# Task description
Copy every line from the material below that holds "started".

-*-

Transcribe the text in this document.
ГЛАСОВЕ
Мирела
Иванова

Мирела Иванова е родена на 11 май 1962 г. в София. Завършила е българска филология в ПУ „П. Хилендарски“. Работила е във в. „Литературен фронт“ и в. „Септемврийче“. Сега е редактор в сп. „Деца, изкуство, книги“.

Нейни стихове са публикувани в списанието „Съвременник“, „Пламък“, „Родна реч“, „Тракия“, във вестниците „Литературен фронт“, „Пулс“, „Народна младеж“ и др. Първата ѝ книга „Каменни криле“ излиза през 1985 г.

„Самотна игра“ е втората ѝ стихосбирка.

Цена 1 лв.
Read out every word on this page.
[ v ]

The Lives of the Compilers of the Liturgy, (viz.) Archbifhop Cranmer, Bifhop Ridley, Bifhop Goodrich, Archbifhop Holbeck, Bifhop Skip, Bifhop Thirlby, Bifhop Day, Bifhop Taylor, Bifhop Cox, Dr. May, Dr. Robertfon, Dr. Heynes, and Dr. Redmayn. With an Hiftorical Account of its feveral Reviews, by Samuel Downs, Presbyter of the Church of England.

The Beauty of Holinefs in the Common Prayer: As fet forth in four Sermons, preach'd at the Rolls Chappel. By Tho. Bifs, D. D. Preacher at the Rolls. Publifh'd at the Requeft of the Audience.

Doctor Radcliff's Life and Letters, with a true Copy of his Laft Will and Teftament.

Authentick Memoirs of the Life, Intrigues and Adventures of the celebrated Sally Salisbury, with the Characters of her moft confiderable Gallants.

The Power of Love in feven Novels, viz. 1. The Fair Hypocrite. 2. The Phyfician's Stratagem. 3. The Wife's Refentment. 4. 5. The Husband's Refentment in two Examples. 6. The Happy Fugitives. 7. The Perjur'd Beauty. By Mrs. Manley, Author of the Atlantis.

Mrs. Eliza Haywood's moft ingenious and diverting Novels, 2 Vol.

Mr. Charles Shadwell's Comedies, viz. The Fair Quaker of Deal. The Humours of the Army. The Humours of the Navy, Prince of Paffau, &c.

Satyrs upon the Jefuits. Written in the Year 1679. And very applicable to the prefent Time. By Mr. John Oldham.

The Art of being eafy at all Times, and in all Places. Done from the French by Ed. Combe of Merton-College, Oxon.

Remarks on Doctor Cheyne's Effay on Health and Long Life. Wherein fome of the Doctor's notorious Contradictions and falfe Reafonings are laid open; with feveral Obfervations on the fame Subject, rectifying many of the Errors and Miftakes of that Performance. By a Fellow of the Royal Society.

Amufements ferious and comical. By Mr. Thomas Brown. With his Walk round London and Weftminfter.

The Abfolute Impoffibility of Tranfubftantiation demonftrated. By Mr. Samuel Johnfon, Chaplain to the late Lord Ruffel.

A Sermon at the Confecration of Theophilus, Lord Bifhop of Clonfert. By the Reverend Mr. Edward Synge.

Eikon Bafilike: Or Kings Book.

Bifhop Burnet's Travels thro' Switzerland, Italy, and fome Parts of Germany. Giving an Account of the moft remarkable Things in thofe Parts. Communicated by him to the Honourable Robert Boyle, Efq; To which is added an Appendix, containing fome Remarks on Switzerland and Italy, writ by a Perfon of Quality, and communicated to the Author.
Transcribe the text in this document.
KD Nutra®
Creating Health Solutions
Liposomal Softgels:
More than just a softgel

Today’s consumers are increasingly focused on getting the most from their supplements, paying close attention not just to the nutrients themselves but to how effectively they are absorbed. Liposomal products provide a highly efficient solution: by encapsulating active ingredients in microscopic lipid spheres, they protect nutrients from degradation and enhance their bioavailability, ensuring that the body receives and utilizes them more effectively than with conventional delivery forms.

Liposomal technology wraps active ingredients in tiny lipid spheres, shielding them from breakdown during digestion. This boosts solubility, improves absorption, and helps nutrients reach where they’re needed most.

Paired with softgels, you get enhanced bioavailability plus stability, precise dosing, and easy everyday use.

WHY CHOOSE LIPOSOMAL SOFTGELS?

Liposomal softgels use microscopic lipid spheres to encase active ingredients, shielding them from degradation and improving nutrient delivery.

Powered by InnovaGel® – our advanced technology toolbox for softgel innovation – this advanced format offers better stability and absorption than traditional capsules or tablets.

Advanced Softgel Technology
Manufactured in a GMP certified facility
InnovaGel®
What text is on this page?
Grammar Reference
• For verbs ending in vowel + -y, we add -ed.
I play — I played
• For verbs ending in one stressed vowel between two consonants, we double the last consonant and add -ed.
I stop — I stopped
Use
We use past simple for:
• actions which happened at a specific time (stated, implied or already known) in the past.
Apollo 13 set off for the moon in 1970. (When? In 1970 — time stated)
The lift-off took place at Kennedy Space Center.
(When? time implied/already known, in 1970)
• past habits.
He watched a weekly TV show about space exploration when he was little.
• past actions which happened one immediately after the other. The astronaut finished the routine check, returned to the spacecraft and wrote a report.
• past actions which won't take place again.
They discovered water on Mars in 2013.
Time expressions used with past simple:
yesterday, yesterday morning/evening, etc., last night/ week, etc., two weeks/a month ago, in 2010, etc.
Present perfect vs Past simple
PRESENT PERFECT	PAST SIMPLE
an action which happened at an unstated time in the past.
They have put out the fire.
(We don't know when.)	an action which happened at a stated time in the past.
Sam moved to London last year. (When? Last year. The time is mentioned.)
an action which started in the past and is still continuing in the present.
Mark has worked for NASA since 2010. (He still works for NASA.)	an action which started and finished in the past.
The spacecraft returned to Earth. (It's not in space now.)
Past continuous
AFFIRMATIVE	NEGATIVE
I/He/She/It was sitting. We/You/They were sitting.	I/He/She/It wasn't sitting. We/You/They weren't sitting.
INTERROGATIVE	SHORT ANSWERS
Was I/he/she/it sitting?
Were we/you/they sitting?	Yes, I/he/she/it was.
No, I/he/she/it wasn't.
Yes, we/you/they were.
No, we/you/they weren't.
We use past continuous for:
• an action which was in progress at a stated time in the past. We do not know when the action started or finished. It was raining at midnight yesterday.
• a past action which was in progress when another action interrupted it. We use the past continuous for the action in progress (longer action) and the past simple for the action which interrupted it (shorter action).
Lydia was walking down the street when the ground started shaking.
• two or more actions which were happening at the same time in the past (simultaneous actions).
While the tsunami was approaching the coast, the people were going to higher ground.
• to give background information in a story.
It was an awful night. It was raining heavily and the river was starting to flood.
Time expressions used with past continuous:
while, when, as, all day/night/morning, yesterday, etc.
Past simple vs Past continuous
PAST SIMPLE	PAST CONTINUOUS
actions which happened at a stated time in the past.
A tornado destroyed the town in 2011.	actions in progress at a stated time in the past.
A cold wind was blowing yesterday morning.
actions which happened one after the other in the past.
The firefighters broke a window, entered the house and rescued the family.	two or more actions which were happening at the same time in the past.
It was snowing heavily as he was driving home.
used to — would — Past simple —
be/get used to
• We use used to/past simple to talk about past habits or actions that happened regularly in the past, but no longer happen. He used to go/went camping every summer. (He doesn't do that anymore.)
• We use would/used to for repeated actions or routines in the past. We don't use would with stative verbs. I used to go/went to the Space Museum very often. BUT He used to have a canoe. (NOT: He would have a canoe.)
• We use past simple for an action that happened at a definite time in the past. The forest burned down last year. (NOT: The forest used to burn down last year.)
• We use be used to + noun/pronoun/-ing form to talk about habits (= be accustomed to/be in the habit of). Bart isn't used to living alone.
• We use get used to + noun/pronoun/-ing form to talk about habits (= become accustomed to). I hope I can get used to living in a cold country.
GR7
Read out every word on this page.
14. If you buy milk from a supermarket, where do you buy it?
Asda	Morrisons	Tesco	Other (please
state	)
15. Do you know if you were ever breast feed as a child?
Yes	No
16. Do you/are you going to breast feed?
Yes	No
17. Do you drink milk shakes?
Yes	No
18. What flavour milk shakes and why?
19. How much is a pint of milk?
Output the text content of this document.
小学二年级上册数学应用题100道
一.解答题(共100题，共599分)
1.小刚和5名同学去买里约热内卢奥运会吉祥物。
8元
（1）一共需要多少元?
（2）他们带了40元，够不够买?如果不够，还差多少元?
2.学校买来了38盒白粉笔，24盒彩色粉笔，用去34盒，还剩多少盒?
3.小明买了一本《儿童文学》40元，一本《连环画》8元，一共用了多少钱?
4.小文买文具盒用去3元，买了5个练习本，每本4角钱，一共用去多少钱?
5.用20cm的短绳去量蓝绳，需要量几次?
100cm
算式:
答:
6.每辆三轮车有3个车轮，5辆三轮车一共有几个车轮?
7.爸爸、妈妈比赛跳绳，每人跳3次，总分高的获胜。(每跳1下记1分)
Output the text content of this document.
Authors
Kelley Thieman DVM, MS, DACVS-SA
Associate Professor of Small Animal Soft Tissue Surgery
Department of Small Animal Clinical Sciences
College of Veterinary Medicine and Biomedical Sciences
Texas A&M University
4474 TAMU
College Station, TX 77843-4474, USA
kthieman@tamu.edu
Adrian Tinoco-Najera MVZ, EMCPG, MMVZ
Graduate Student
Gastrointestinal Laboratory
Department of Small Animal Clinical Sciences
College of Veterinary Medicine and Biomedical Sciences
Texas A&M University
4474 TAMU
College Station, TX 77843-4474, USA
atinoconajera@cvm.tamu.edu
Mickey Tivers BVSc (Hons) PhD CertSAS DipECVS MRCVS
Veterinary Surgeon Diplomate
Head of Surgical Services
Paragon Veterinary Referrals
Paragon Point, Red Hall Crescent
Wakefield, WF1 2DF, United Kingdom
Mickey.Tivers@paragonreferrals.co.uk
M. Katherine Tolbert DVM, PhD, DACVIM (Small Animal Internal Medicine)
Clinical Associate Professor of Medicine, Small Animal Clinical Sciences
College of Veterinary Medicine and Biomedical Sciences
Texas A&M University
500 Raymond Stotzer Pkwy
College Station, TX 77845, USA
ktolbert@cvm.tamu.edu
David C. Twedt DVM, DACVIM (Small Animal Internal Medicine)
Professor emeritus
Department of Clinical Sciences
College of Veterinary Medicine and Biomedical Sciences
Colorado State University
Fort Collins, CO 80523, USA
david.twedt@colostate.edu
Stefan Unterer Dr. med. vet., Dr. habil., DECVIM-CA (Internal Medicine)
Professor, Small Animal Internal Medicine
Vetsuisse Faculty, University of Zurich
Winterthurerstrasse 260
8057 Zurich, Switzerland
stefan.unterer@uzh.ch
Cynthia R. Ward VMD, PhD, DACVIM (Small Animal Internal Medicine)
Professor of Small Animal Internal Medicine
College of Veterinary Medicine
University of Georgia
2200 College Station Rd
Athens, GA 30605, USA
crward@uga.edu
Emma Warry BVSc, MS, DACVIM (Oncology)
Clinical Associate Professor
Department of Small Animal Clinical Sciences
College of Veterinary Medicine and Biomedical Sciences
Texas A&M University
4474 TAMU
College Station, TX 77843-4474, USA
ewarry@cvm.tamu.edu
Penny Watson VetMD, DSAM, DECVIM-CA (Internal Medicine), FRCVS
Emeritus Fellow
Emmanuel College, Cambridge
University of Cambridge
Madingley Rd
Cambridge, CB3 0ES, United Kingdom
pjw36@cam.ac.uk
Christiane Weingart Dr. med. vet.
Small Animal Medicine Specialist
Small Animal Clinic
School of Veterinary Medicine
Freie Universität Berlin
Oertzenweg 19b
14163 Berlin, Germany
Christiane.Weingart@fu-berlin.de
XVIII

-*-

# The response
an action which started in the past and is still continuing in the present.
Mark has worked for NASA since 2010. (He still works for NASA.)	an action which started and finished in the past.
• an action which was in progress at a stated time in the past. We do not know when the action started or finished. It was raining at midnight yesterday.
Lydia was walking down the street when the ground started shaking.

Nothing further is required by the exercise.